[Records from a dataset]
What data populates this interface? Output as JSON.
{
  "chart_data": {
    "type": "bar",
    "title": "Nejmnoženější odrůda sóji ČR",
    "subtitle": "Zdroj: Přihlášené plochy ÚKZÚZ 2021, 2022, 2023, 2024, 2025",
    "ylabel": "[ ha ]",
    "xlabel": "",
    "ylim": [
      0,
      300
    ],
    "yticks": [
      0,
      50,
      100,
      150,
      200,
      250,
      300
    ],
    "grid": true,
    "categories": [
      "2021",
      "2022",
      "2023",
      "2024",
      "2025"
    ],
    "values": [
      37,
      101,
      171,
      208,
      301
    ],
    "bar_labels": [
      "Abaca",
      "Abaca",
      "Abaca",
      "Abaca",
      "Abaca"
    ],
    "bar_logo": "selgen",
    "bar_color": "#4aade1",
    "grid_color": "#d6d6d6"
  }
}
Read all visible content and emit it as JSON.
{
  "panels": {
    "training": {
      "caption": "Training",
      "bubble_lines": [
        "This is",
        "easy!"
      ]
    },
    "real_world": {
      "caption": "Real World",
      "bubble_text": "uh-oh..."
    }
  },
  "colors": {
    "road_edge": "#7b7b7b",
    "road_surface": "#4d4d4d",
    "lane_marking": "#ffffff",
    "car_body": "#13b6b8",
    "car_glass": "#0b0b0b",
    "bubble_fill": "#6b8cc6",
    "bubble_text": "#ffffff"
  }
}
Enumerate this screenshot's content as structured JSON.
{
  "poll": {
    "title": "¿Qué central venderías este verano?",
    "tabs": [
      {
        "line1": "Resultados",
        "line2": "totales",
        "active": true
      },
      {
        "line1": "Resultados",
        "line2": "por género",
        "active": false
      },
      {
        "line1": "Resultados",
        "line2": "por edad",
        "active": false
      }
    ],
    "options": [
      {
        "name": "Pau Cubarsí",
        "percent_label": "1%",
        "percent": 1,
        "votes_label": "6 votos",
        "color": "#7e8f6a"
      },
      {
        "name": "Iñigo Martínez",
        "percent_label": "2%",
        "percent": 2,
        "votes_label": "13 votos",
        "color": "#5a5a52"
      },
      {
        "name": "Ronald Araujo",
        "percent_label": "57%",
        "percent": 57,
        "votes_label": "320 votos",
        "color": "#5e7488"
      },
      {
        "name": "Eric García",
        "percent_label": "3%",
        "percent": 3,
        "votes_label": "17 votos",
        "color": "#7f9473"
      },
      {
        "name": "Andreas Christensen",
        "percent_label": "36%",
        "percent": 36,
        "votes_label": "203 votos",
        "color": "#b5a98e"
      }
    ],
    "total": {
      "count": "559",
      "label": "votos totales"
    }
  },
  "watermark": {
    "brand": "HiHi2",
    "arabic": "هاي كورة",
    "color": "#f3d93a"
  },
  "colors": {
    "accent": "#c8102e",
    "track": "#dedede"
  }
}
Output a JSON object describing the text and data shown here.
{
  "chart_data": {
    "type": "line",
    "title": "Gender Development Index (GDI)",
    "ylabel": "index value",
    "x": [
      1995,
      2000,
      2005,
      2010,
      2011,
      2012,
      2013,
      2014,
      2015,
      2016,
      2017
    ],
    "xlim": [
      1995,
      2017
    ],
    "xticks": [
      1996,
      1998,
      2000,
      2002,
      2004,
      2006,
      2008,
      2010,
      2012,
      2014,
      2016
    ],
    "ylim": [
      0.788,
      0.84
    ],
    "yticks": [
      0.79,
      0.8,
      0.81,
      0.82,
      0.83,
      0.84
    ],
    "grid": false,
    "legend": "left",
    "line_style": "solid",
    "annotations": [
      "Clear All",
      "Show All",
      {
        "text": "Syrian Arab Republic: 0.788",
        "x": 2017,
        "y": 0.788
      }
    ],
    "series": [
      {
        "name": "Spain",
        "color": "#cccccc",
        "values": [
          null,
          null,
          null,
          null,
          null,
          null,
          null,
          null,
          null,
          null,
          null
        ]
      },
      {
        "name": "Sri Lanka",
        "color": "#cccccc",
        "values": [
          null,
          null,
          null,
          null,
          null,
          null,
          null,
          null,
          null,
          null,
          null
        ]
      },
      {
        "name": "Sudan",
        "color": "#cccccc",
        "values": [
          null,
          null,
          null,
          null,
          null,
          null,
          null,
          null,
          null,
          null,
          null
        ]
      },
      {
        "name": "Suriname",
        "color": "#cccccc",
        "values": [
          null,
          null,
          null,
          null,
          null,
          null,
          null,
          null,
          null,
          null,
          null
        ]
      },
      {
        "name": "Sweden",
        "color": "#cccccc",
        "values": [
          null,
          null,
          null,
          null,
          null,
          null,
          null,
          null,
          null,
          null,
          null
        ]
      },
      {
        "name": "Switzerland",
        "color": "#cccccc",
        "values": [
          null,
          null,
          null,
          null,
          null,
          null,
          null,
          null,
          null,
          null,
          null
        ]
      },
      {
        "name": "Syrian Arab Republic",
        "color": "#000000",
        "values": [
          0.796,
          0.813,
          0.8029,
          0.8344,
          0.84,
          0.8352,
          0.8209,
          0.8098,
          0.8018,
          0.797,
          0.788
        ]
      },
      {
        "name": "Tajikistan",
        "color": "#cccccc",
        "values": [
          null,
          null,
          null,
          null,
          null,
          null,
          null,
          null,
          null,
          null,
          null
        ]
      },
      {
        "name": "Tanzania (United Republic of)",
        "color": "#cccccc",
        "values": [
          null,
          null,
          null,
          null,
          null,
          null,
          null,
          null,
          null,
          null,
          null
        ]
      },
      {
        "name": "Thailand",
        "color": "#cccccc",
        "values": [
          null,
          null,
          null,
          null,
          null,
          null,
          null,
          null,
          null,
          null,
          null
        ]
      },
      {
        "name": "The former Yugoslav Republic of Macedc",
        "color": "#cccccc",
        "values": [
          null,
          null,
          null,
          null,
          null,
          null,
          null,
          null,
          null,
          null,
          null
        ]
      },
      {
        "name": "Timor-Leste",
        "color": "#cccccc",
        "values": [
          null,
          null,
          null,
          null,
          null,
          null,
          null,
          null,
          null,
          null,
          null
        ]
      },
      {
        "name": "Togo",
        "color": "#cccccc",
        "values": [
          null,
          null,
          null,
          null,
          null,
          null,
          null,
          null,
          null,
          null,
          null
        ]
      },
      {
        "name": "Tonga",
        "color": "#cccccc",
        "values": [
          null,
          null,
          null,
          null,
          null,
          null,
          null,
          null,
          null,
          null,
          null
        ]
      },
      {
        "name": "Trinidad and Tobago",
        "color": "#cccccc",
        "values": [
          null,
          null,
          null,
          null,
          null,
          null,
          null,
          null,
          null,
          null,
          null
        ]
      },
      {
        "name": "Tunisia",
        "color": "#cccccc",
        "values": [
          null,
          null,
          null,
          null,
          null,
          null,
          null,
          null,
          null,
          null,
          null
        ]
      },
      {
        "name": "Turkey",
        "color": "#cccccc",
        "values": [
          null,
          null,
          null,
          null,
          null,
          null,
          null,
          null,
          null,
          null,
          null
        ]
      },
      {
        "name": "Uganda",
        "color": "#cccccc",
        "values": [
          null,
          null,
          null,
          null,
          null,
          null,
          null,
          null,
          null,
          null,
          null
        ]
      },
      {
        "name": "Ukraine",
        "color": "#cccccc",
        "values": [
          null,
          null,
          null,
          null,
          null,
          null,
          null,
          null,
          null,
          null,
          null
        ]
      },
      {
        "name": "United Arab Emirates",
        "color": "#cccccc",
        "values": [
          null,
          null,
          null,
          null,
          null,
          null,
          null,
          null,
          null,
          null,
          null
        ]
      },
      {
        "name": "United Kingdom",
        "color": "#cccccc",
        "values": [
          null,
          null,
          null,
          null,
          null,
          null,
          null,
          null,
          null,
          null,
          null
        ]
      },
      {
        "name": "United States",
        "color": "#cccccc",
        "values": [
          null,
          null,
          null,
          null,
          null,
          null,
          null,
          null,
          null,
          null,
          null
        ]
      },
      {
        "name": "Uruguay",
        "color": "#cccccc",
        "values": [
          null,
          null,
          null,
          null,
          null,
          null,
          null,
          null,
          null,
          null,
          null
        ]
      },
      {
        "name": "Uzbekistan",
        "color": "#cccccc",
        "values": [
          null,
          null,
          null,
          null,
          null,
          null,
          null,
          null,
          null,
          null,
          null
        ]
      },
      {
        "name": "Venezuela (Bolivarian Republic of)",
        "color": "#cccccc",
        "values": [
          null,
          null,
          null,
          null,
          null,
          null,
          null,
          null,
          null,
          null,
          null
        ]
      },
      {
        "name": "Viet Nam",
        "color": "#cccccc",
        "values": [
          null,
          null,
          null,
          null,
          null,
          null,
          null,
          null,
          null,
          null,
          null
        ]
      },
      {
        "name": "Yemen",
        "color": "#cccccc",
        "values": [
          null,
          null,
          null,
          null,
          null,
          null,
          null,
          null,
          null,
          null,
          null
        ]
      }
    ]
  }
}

*Given instruction*:
Tell how many lines in the records above contain "Output", giving the number and no other words.

*Solution to the exercise*:
2